Figure contents as structured data
+ + +
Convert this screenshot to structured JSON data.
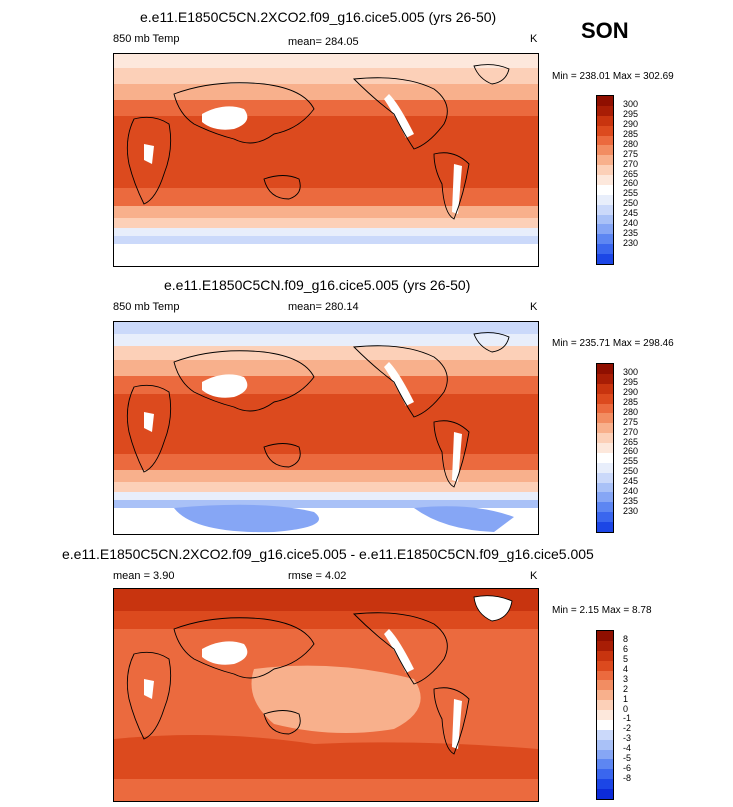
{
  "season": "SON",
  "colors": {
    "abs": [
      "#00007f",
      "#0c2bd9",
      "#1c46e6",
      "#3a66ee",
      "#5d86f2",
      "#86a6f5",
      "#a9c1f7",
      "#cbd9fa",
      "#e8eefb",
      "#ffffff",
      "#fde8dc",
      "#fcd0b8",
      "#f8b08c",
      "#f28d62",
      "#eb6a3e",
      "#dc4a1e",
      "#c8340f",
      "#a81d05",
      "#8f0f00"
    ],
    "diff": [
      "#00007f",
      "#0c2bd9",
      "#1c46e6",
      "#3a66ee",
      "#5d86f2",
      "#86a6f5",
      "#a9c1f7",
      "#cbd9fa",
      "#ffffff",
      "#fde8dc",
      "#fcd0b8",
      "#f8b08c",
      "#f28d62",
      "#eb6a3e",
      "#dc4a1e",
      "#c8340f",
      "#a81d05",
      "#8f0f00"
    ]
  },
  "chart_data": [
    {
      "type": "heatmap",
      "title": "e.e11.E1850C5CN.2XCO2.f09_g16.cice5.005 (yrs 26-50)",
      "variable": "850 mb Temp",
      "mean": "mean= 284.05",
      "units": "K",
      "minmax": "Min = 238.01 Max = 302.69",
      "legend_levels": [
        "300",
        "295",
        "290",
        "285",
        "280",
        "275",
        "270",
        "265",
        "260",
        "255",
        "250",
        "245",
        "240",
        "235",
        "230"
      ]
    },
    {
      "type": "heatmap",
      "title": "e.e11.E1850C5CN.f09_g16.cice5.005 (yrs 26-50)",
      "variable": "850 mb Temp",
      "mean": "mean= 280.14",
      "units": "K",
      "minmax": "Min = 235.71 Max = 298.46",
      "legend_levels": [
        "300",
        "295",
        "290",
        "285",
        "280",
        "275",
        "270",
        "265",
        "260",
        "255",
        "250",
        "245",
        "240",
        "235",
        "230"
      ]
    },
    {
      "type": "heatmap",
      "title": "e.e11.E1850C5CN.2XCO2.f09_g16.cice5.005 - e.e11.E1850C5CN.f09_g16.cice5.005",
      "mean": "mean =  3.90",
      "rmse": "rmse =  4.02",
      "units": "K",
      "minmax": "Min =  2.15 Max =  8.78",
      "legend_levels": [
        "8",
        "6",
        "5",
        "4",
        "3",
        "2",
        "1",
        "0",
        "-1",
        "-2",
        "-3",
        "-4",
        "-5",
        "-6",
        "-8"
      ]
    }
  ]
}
+ + +
Pick out the lines above containing the word "minmax", then copy them.

• **SOLUTION TO THIS TASK**:
      "minmax": "Min = 238.01 Max = 302.69",
      "minmax": "Min = 235.71 Max = 298.46",
      "minmax": "Min =  2.15 Max =  8.78",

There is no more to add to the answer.